WHAT IS EXPECTED
State how many lines in the listing below include the word "分子是非极性分子", and add nothing besides the number.

DATASET RECORDS
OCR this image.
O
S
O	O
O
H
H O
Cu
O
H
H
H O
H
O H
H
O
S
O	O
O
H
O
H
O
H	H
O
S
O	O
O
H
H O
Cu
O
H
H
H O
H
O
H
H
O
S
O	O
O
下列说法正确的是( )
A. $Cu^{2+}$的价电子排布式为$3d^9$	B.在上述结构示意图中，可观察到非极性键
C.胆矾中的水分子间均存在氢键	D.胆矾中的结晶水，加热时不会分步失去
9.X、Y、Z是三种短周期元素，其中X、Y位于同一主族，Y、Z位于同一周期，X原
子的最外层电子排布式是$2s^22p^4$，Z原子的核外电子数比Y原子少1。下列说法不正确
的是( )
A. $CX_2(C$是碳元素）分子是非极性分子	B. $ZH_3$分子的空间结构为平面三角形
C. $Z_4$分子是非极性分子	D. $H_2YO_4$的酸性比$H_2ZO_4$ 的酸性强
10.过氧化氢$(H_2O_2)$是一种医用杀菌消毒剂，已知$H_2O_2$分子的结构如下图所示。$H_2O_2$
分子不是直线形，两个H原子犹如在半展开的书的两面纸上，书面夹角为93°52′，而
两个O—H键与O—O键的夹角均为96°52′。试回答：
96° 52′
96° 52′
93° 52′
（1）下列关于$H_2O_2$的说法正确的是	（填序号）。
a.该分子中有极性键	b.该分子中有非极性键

TASK RESULT
2